■ AIM ■
Repeat the records below exactly.

[Dataset excerpts]

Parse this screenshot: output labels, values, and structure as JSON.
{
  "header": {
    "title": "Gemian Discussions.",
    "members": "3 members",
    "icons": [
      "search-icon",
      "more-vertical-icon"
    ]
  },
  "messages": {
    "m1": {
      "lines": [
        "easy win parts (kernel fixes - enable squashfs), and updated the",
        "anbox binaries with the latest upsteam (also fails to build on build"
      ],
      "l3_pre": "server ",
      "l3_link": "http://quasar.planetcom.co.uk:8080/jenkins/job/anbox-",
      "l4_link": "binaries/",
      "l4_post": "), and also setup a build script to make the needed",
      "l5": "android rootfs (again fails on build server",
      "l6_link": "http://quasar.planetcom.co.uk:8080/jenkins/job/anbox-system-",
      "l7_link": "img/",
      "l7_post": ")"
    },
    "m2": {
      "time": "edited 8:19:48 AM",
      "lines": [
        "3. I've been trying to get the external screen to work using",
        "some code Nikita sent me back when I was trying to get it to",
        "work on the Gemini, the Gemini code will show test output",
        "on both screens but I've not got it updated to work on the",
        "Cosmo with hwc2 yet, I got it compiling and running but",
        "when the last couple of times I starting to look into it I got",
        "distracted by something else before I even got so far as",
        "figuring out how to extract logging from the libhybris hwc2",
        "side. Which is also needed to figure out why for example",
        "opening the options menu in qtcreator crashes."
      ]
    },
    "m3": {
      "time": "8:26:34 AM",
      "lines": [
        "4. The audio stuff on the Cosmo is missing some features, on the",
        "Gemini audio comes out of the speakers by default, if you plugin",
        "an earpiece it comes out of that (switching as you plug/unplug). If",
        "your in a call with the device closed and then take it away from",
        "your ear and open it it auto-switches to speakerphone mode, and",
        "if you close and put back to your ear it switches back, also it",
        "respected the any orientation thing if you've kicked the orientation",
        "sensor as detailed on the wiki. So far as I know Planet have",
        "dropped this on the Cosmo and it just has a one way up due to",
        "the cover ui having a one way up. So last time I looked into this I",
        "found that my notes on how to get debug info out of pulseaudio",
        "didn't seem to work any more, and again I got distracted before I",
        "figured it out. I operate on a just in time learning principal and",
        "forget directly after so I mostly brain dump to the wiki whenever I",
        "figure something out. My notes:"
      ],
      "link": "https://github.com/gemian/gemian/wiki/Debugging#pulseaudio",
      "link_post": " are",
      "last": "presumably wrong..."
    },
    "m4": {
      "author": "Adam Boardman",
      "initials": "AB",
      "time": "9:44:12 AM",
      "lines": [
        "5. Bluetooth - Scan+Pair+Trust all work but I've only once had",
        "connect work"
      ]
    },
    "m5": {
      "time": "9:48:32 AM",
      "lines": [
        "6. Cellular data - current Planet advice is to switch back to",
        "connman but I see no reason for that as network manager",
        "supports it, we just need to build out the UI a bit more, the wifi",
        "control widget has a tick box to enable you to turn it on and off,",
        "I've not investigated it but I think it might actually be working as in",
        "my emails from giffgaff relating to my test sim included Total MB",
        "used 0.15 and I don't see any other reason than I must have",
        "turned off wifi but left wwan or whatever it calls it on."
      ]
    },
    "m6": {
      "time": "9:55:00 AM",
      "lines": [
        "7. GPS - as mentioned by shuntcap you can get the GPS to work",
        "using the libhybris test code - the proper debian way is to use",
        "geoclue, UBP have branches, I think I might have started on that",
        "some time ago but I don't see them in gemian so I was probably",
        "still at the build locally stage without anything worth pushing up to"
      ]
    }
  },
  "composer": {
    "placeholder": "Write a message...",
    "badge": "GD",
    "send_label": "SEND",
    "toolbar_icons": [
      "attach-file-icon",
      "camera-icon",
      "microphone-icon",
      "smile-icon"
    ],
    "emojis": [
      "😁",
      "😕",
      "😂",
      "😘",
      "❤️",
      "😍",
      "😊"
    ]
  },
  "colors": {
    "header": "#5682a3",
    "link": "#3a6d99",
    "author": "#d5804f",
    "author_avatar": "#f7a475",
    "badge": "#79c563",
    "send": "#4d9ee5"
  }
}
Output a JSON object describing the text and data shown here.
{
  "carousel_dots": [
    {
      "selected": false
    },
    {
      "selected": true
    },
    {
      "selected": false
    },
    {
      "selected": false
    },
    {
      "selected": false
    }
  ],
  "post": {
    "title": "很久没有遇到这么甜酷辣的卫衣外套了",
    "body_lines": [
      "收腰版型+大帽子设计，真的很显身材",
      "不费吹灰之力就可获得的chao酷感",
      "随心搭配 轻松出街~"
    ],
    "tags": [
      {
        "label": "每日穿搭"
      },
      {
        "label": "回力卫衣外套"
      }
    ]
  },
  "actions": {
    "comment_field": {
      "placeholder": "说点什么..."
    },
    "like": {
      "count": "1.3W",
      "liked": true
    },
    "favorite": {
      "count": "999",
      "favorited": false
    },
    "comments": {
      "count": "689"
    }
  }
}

■ RIGHT ANSWER ■
Parse this screenshot: output labels, values, and structure as JSON.
{
  "header": {
    "title": "Gemian Discussions.",
    "members": "3 members",
    "icons": [
      "search-icon",
      "more-vertical-icon"
    ]
  },
  "messages": {
    "m1": {
      "lines": [
        "easy win parts (kernel fixes - enable squashfs), and updated the",
        "anbox binaries with the latest upsteam (also fails to build on build"
      ],
      "l3_pre": "server ",
      "l3_link": "http://quasar.planetcom.co.uk:8080/jenkins/job/anbox-",
      "l4_link": "binaries/",
      "l4_post": "), and also setup a build script to make the needed",
      "l5": "android rootfs (again fails on build server",
      "l6_link": "http://quasar.planetcom.co.uk:8080/jenkins/job/anbox-system-",
      "l7_link": "img/",
      "l7_post": ")"
    },
    "m2": {
      "time": "edited 8:19:48 AM",
      "lines": [
        "3. I've been trying to get the external screen to work using",
        "some code Nikita sent me back when I was trying to get it to",
        "work on the Gemini, the Gemini code will show test output",
        "on both screens but I've not got it updated to work on the",
        "Cosmo with hwc2 yet, I got it compiling and running but",
        "when the last couple of times I starting to look into it I got",
        "distracted by something else before I even got so far as",
        "figuring out how to extract logging from the libhybris hwc2",
        "side. Which is also needed to figure out why for example",
        "opening the options menu in qtcreator crashes."
      ]
    },
    "m3": {
      "time": "8:26:34 AM",
      "lines": [
        "4. The audio stuff on the Cosmo is missing some features, on the",
        "Gemini audio comes out of the speakers by default, if you plugin",
        "an earpiece it comes out of that (switching as you plug/unplug). If",
        "your in a call with the device closed and then take it away from",
        "your ear and open it it auto-switches to speakerphone mode, and",
        "if you close and put back to your ear it switches back, also it",
        "respected the any orientation thing if you've kicked the orientation",
        "sensor as detailed on the wiki. So far as I know Planet have",
        "dropped this on the Cosmo and it just has a one way up due to",
        "the cover ui having a one way up. So last time I looked into this I",
        "found that my notes on how to get debug info out of pulseaudio",
        "didn't seem to work any more, and again I got distracted before I",
        "figured it out. I operate on a just in time learning principal and",
        "forget directly after so I mostly brain dump to the wiki whenever I",
        "figure something out. My notes:"
      ],
      "link": "https://github.com/gemian/gemian/wiki/Debugging#pulseaudio",
      "link_post": " are",
      "last": "presumably wrong..."
    },
    "m4": {
      "author": "Adam Boardman",
      "initials": "AB",
      "time": "9:44:12 AM",
      "lines": [
        "5. Bluetooth - Scan+Pair+Trust all work but I've only once had",
        "connect work"
      ]
    },
    "m5": {
      "time": "9:48:32 AM",
      "lines": [
        "6. Cellular data - current Planet advice is to switch back to",
        "connman but I see no reason for that as network manager",
        "supports it, we just need to build out the UI a bit more, the wifi",
        "control widget has a tick box to enable you to turn it on and off,",
        "I've not investigated it but I think it might actually be working as in",
        "my emails from giffgaff relating to my test sim included Total MB",
        "used 0.15 and I don't see any other reason than I must have",
        "turned off wifi but left wwan or whatever it calls it on."
      ]
    },
    "m6": {
      "time": "9:55:00 AM",
      "lines": [
        "7. GPS - as mentioned by shuntcap you can get the GPS to work",
        "using the libhybris test code - the proper debian way is to use",
        "geoclue, UBP have branches, I think I might have started on that",
        "some time ago but I don't see them in gemian so I was probably",
        "still at the build locally stage without anything worth pushing up to"
      ]
    }
  },
  "composer": {
    "placeholder": "Write a message...",
    "badge": "GD",
    "send_label": "SEND",
    "toolbar_icons": [
      "attach-file-icon",
      "camera-icon",
      "microphone-icon",
      "smile-icon"
    ],
    "emojis": [
      "😁",
      "😕",
      "😂",
      "😘",
      "❤️",
      "😍",
      "😊"
    ]
  },
  "colors": {
    "header": "#5682a3",
    "link": "#3a6d99",
    "author": "#d5804f",
    "author_avatar": "#f7a475",
    "badge": "#79c563",
    "send": "#4d9ee5"
  }
}
Output a JSON object describing the text and data shown here.
{
  "carousel_dots": [
    {
      "selected": false
    },
    {
      "selected": true
    },
    {
      "selected": false
    },
    {
      "selected": false
    },
    {
      "selected": false
    }
  ],
  "post": {
    "title": "很久没有遇到这么甜酷辣的卫衣外套了",
    "body_lines": [
      "收腰版型+大帽子设计，真的很显身材",
      "不费吹灰之力就可获得的chao酷感",
      "随心搭配 轻松出街~"
    ],
    "tags": [
      {
        "label": "每日穿搭"
      },
      {
        "label": "回力卫衣外套"
      }
    ]
  },
  "actions": {
    "comment_field": {
      "placeholder": "说点什么..."
    },
    "like": {
      "count": "1.3W",
      "liked": true
    },
    "favorite": {
      "count": "999",
      "favorited": false
    },
    "comments": {
      "count": "689"
    }
  }
}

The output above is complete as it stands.